SET EXERCISE:
Every record here should be printed again exactly.

[Dataset items]
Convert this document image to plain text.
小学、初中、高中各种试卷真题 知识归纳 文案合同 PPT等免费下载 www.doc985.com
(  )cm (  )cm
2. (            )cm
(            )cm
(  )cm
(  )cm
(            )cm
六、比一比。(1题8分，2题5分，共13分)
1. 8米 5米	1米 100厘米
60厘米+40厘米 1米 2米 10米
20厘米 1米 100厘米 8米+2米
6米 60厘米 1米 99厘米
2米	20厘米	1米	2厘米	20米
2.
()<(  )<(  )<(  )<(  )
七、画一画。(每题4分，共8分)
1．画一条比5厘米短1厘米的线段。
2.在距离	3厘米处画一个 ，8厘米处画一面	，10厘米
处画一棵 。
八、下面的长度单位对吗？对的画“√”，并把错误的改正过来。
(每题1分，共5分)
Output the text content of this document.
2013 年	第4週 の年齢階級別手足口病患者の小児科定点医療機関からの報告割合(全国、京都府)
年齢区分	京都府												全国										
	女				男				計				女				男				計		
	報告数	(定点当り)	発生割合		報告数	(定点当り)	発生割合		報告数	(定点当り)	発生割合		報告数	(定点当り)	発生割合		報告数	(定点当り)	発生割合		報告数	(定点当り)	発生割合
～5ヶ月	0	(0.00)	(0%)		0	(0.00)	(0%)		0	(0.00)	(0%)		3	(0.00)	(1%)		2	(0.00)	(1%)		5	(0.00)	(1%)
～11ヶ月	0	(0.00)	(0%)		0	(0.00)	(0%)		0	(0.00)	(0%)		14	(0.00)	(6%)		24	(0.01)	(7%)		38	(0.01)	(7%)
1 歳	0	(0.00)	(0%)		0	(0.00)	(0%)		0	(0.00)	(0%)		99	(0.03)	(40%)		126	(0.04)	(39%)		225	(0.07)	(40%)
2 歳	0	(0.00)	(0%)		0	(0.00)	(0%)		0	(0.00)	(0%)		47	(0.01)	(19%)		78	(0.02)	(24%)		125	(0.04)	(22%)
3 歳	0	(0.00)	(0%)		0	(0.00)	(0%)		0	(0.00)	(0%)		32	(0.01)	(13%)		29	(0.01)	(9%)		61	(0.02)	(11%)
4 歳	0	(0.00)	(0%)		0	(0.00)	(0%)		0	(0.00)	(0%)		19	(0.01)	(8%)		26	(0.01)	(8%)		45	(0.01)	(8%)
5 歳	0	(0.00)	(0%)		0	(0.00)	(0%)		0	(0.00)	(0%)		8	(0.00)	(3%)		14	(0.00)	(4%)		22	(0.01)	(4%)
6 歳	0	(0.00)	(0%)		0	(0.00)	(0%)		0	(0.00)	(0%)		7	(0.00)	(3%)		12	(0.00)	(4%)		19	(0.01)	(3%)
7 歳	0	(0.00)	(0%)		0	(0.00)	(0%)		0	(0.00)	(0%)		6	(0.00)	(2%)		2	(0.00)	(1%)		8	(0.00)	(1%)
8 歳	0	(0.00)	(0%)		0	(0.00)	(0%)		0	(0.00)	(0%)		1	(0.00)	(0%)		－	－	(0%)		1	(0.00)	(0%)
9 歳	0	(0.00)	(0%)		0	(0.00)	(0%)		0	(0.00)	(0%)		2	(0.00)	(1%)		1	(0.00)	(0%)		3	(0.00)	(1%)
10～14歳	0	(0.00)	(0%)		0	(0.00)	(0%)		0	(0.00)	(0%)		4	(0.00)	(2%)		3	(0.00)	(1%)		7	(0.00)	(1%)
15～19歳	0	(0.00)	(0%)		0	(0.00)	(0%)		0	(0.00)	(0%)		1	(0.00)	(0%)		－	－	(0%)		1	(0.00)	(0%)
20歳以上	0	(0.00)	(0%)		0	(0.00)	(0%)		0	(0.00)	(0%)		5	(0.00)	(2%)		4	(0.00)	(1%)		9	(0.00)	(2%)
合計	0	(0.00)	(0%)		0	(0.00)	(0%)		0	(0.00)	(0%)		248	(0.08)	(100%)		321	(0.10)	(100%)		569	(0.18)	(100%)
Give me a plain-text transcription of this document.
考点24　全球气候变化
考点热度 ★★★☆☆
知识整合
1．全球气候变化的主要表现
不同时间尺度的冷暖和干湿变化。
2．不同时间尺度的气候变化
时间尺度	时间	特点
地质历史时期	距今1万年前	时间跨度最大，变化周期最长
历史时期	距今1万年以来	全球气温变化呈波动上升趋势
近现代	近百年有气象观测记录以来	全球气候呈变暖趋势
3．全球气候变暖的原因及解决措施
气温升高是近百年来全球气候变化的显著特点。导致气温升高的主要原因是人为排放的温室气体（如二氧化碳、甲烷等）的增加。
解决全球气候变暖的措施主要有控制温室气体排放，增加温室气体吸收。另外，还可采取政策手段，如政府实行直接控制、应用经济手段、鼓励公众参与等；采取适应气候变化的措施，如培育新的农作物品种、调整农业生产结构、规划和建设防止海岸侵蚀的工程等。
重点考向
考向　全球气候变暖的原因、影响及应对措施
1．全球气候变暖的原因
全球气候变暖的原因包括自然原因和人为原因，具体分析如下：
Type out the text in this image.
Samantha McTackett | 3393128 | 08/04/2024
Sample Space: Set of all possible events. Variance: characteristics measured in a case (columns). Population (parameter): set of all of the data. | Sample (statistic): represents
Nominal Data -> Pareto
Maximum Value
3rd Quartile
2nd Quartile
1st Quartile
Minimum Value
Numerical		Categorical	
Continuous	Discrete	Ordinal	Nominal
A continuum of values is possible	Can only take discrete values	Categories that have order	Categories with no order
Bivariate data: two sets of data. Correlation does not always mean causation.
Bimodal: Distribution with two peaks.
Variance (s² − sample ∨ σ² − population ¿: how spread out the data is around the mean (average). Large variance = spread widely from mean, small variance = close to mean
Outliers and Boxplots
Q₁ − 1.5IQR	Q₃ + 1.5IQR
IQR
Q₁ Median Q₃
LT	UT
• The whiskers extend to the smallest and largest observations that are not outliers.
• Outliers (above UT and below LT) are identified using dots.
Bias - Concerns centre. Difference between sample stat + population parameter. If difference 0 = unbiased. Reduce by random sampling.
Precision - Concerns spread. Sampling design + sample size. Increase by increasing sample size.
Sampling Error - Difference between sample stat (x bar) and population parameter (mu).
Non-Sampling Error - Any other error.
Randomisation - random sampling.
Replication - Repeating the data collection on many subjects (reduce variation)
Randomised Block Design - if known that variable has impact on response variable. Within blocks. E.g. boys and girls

WRITTEN ANSWER:
Convert this document image to plain text.
小学、初中、高中各种试卷真题 知识归纳 文案合同 PPT等免费下载 www.doc985.com
(  )cm (  )cm
2. (            )cm
(            )cm
(  )cm
(  )cm
(            )cm
六、比一比。(1题8分，2题5分，共13分)
1. 8米 5米	1米 100厘米
60厘米+40厘米 1米 2米 10米
20厘米 1米 100厘米 8米+2米
6米 60厘米 1米 99厘米
2米	20厘米	1米	2厘米	20米
2.
()<(  )<(  )<(  )<(  )
七、画一画。(每题4分，共8分)
1．画一条比5厘米短1厘米的线段。
2.在距离	3厘米处画一个 ，8厘米处画一面	，10厘米
处画一棵 。
八、下面的长度单位对吗？对的画“√”，并把错误的改正过来。
(每题1分，共5分)
Output the text content of this document.
2013 年	第4週 の年齢階級別手足口病患者の小児科定点医療機関からの報告割合(全国、京都府)
年齢区分	京都府												全国										
	女				男				計				女				男				計		
	報告数	(定点当り)	発生割合		報告数	(定点当り)	発生割合		報告数	(定点当り)	発生割合		報告数	(定点当り)	発生割合		報告数	(定点当り)	発生割合		報告数	(定点当り)	発生割合
～5ヶ月	0	(0.00)	(0%)		0	(0.00)	(0%)		0	(0.00)	(0%)		3	(0.00)	(1%)		2	(0.00)	(1%)		5	(0.00)	(1%)
～11ヶ月	0	(0.00)	(0%)		0	(0.00)	(0%)		0	(0.00)	(0%)		14	(0.00)	(6%)		24	(0.01)	(7%)		38	(0.01)	(7%)
1 歳	0	(0.00)	(0%)		0	(0.00)	(0%)		0	(0.00)	(0%)		99	(0.03)	(40%)		126	(0.04)	(39%)		225	(0.07)	(40%)
2 歳	0	(0.00)	(0%)		0	(0.00)	(0%)		0	(0.00)	(0%)		47	(0.01)	(19%)		78	(0.02)	(24%)		125	(0.04)	(22%)
3 歳	0	(0.00)	(0%)		0	(0.00)	(0%)		0	(0.00)	(0%)		32	(0.01)	(13%)		29	(0.01)	(9%)		61	(0.02)	(11%)
4 歳	0	(0.00)	(0%)		0	(0.00)	(0%)		0	(0.00)	(0%)		19	(0.01)	(8%)		26	(0.01)	(8%)		45	(0.01)	(8%)
5 歳	0	(0.00)	(0%)		0	(0.00)	(0%)		0	(0.00)	(0%)		8	(0.00)	(3%)		14	(0.00)	(4%)		22	(0.01)	(4%)
6 歳	0	(0.00)	(0%)		0	(0.00)	(0%)		0	(0.00)	(0%)		7	(0.00)	(3%)		12	(0.00)	(4%)		19	(0.01)	(3%)
7 歳	0	(0.00)	(0%)		0	(0.00)	(0%)		0	(0.00)	(0%)		6	(0.00)	(2%)		2	(0.00)	(1%)		8	(0.00)	(1%)
8 歳	0	(0.00)	(0%)		0	(0.00)	(0%)		0	(0.00)	(0%)		1	(0.00)	(0%)		－	－	(0%)		1	(0.00)	(0%)
9 歳	0	(0.00)	(0%)		0	(0.00)	(0%)		0	(0.00)	(0%)		2	(0.00)	(1%)		1	(0.00)	(0%)		3	(0.00)	(1%)
10～14歳	0	(0.00)	(0%)		0	(0.00)	(0%)		0	(0.00)	(0%)		4	(0.00)	(2%)		3	(0.00)	(1%)		7	(0.00)	(1%)
15～19歳	0	(0.00)	(0%)		0	(0.00)	(0%)		0	(0.00)	(0%)		1	(0.00)	(0%)		－	－	(0%)		1	(0.00)	(0%)
20歳以上	0	(0.00)	(0%)		0	(0.00)	(0%)		0	(0.00)	(0%)		5	(0.00)	(2%)		4	(0.00)	(1%)		9	(0.00)	(2%)
合計	0	(0.00)	(0%)		0	(0.00)	(0%)		0	(0.00)	(0%)		248	(0.08)	(100%)		321	(0.10)	(100%)		569	(0.18)	(100%)
Give me a plain-text transcription of this document.
考点24　全球气候变化
考点热度 ★★★☆☆
知识整合
1．全球气候变化的主要表现
不同时间尺度的冷暖和干湿变化。
2．不同时间尺度的气候变化
时间尺度	时间	特点
地质历史时期	距今1万年前	时间跨度最大，变化周期最长
历史时期	距今1万年以来	全球气温变化呈波动上升趋势
近现代	近百年有气象观测记录以来	全球气候呈变暖趋势
3．全球气候变暖的原因及解决措施
气温升高是近百年来全球气候变化的显著特点。导致气温升高的主要原因是人为排放的温室气体（如二氧化碳、甲烷等）的增加。
解决全球气候变暖的措施主要有控制温室气体排放，增加温室气体吸收。另外，还可采取政策手段，如政府实行直接控制、应用经济手段、鼓励公众参与等；采取适应气候变化的措施，如培育新的农作物品种、调整农业生产结构、规划和建设防止海岸侵蚀的工程等。
重点考向
考向　全球气候变暖的原因、影响及应对措施
1．全球气候变暖的原因
全球气候变暖的原因包括自然原因和人为原因，具体分析如下：
Type out the text in this image.
Samantha McTackett | 3393128 | 08/04/2024
Sample Space: Set of all possible events. Variance: characteristics measured in a case (columns). Population (parameter): set of all of the data. | Sample (statistic): represents
Nominal Data -> Pareto
Maximum Value
3rd Quartile
2nd Quartile
1st Quartile
Minimum Value
Numerical		Categorical	
Continuous	Discrete	Ordinal	Nominal
A continuum of values is possible	Can only take discrete values	Categories that have order	Categories with no order
Bivariate data: two sets of data. Correlation does not always mean causation.
Bimodal: Distribution with two peaks.
Variance (s² − sample ∨ σ² − population ¿: how spread out the data is around the mean (average). Large variance = spread widely from mean, small variance = close to mean
Outliers and Boxplots
Q₁ − 1.5IQR	Q₃ + 1.5IQR
IQR
Q₁ Median Q₃
LT	UT
• The whiskers extend to the smallest and largest observations that are not outliers.
• Outliers (above UT and below LT) are identified using dots.
Bias - Concerns centre. Difference between sample stat + population parameter. If difference 0 = unbiased. Reduce by random sampling.
Precision - Concerns spread. Sampling design + sample size. Increase by increasing sample size.
Sampling Error - Difference between sample stat (x bar) and population parameter (mu).
Non-Sampling Error - Any other error.
Randomisation - random sampling.
Replication - Repeating the data collection on many subjects (reduce variation)
Randomised Block Design - if known that variable has impact on response variable. Within blocks. E.g. boys and girls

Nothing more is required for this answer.